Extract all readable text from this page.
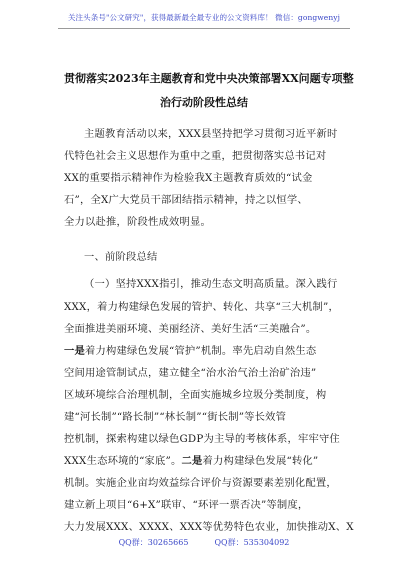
关注头条号"公文研究"，获得最新最全最专业的公文资料库！ 微信：gongwenyj
贯彻落实2023年主题教育和党中央决策部署XX问题专项整
治行动阶段性总结
主题教育活动以来，XXX县坚持把学习贯彻习近平新时
代特色社会主义思想作为重中之重，把贯彻落实总书记对
XX的重要指示精神作为检验我X主题教育质效的“试金
石”，全X广大党员干部团结指示精神，持之以恒学、
全力以赴推，阶段性成效明显。
一、前阶段总结
（一）坚持XXX指引，推动生态文明高质量。深入践行
XXX，着力构建绿色发展的管护、转化、共享“三大机制”，
全面推进美丽环境、美丽经济、美好生活“三美融合”。
一是着力构建绿色发展“管护”机制。率先启动自然生态
空间用途管制试点，建立健全“治水治气治土治矿治违”
区域环境综合治理机制，全面实施城乡垃圾分类制度，构
建“河长制”“路长制”“林长制”“街长制”等长效管
控机制，探索构建以绿色GDP为主导的考核体系，牢牢守住
XXX生态环境的“家底”。二是着力构建绿色发展“转化”
机制。实施企业亩均效益综合评价与资源要素差别化配置，
建立新上项目“6+X”联审、“环评一票否决”等制度，
大力发展XXX、XXXX、XXX等优势特色农业，加快推动X、X
QQ群：30265665	QQ群：535304092
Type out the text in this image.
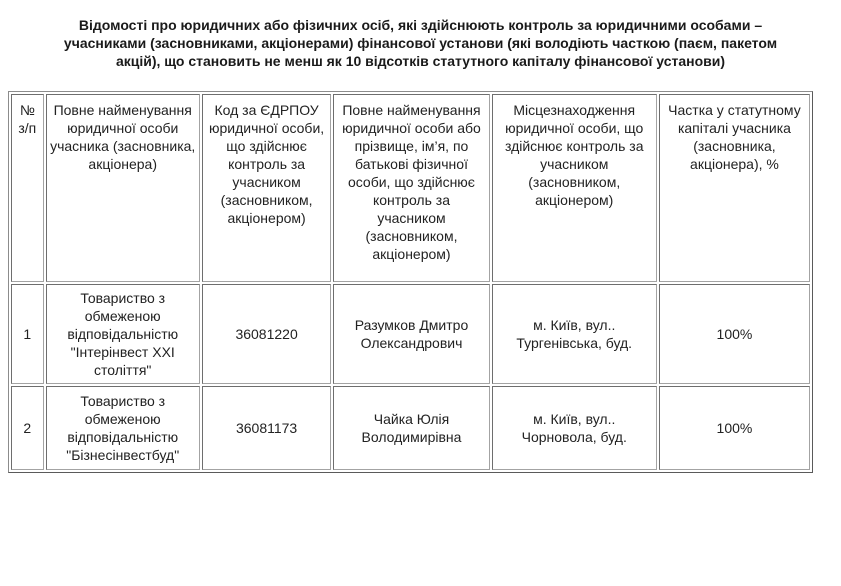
Відомості про юридичних або фізичних осіб, які здійснюють контроль за юридичними особами –
учасниками (засновниками, акціонерами) фінансової установи (які володіють часткою (паєм, пакетом
акцій), що становить не менш як 10 відсотків статутного капіталу фінансової установи)
№ з/п	Повне найменування юридичної особи учасника (засновника, акціонера)	Код за ЄДРПОУ юридичної особи, що здійснює контроль за учасником (засновником, акціонером)	Повне найменування юридичної особи або прізвище, ім’я, по батькові фізичної особи, що здійснює контроль за учасником (засновником, акціонером)	Місцезнаходження юридичної особи, що здійснює контроль за учасником (засновником, акціонером)	Частка у статутному капіталі учасника (засновника, акціонера), %
1	Товариство з обмеженою відповідальністю "Інтерінвест XXI століття"	36081220	Разумков Дмитро Олександрович	м. Київ, вул.. Тургенівська, буд.	100%
2	Товариство з обмеженою відповідальністю "Бізнесінвестбуд"	36081173	Чайка Юлія Володимирівна	м. Київ, вул.. Чорновола, буд.	100%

=-=-=

◆ Task objective
Filter out every line that lacks the word "this", and copy the rest.

◆ Correct response
Extract all readable text from this page.
Type out the text in this image.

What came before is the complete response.